==== DATA

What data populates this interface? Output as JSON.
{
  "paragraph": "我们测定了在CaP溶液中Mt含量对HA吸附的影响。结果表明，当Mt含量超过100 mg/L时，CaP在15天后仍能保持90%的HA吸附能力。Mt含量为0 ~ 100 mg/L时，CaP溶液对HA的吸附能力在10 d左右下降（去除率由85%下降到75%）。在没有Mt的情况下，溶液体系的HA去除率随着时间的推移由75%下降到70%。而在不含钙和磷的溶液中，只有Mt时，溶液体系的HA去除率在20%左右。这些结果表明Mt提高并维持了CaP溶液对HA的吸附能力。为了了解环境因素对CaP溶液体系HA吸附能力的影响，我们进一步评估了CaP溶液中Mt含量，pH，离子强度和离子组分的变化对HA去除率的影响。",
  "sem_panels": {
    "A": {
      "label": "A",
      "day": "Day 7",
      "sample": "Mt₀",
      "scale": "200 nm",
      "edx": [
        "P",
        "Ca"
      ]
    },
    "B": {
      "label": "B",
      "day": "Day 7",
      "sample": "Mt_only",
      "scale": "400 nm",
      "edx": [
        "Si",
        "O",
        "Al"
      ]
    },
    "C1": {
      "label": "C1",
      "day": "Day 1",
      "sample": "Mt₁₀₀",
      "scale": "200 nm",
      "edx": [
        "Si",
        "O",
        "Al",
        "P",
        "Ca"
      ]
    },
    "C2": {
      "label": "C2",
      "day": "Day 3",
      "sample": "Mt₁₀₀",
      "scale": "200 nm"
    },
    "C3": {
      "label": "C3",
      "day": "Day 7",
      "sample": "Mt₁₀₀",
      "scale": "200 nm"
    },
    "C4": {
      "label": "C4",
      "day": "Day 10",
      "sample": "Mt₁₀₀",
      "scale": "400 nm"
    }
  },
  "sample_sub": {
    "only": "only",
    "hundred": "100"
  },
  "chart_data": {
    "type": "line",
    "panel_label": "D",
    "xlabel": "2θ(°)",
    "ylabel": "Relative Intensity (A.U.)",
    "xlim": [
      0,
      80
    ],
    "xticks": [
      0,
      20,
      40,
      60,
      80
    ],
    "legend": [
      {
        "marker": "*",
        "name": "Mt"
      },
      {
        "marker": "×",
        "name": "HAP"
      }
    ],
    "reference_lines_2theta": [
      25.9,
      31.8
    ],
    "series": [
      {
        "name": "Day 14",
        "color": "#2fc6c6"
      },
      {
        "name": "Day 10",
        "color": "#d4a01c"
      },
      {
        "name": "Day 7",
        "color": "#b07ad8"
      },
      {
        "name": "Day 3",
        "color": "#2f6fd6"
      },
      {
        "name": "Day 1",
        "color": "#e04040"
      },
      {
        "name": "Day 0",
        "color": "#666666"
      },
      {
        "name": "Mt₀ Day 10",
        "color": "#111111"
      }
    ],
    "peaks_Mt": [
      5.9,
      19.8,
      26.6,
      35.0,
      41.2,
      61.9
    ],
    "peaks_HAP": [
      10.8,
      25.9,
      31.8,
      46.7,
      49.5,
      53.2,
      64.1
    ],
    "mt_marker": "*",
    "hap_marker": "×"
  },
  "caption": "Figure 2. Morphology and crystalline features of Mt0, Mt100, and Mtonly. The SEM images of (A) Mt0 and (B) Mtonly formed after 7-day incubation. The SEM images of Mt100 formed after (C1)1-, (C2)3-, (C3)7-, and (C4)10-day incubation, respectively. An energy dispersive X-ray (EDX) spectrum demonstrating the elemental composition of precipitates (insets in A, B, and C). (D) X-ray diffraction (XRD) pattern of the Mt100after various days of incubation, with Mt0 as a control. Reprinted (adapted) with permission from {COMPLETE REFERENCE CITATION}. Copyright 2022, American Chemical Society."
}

========

Copy out each line exactly.

WRITTEN RESPONSE:
What data populates this interface? Output as JSON.
{
  "paragraph": "我们测定了在CaP溶液中Mt含量对HA吸附的影响。结果表明，当Mt含量超过100 mg/L时，CaP在15天后仍能保持90%的HA吸附能力。Mt含量为0 ~ 100 mg/L时，CaP溶液对HA的吸附能力在10 d左右下降（去除率由85%下降到75%）。在没有Mt的情况下，溶液体系的HA去除率随着时间的推移由75%下降到70%。而在不含钙和磷的溶液中，只有Mt时，溶液体系的HA去除率在20%左右。这些结果表明Mt提高并维持了CaP溶液对HA的吸附能力。为了了解环境因素对CaP溶液体系HA吸附能力的影响，我们进一步评估了CaP溶液中Mt含量，pH，离子强度和离子组分的变化对HA去除率的影响。",
  "sem_panels": {
    "A": {
      "label": "A",
      "day": "Day 7",
      "sample": "Mt₀",
      "scale": "200 nm",
      "edx": [
        "P",
        "Ca"
      ]
    },
    "B": {
      "label": "B",
      "day": "Day 7",
      "sample": "Mt_only",
      "scale": "400 nm",
      "edx": [
        "Si",
        "O",
        "Al"
      ]
    },
    "C1": {
      "label": "C1",
      "day": "Day 1",
      "sample": "Mt₁₀₀",
      "scale": "200 nm",
      "edx": [
        "Si",
        "O",
        "Al",
        "P",
        "Ca"
      ]
    },
    "C2": {
      "label": "C2",
      "day": "Day 3",
      "sample": "Mt₁₀₀",
      "scale": "200 nm"
    },
    "C3": {
      "label": "C3",
      "day": "Day 7",
      "sample": "Mt₁₀₀",
      "scale": "200 nm"
    },
    "C4": {
      "label": "C4",
      "day": "Day 10",
      "sample": "Mt₁₀₀",
      "scale": "400 nm"
    }
  },
  "sample_sub": {
    "only": "only",
    "hundred": "100"
  },
  "chart_data": {
    "type": "line",
    "panel_label": "D",
    "xlabel": "2θ(°)",
    "ylabel": "Relative Intensity (A.U.)",
    "xlim": [
      0,
      80
    ],
    "xticks": [
      0,
      20,
      40,
      60,
      80
    ],
    "legend": [
      {
        "marker": "*",
        "name": "Mt"
      },
      {
        "marker": "×",
        "name": "HAP"
      }
    ],
    "reference_lines_2theta": [
      25.9,
      31.8
    ],
    "series": [
      {
        "name": "Day 14",
        "color": "#2fc6c6"
      },
      {
        "name": "Day 10",
        "color": "#d4a01c"
      },
      {
        "name": "Day 7",
        "color": "#b07ad8"
      },
      {
        "name": "Day 3",
        "color": "#2f6fd6"
      },
      {
        "name": "Day 1",
        "color": "#e04040"
      },
      {
        "name": "Day 0",
        "color": "#666666"
      },
      {
        "name": "Mt₀ Day 10",
        "color": "#111111"
      }
    ],
    "peaks_Mt": [
      5.9,
      19.8,
      26.6,
      35.0,
      41.2,
      61.9
    ],
    "peaks_HAP": [
      10.8,
      25.9,
      31.8,
      46.7,
      49.5,
      53.2,
      64.1
    ],
    "mt_marker": "*",
    "hap_marker": "×"
  },
  "caption": "Figure 2. Morphology and crystalline features of Mt0, Mt100, and Mtonly. The SEM images of (A) Mt0 and (B) Mtonly formed after 7-day incubation. The SEM images of Mt100 formed after (C1)1-, (C2)3-, (C3)7-, and (C4)10-day incubation, respectively. An energy dispersive X-ray (EDX) spectrum demonstrating the elemental composition of precipitates (insets in A, B, and C). (D) X-ray diffraction (XRD) pattern of the Mt100after various days of incubation, with Mt0 as a control. Reprinted (adapted) with permission from {COMPLETE REFERENCE CITATION}. Copyright 2022, American Chemical Society."
}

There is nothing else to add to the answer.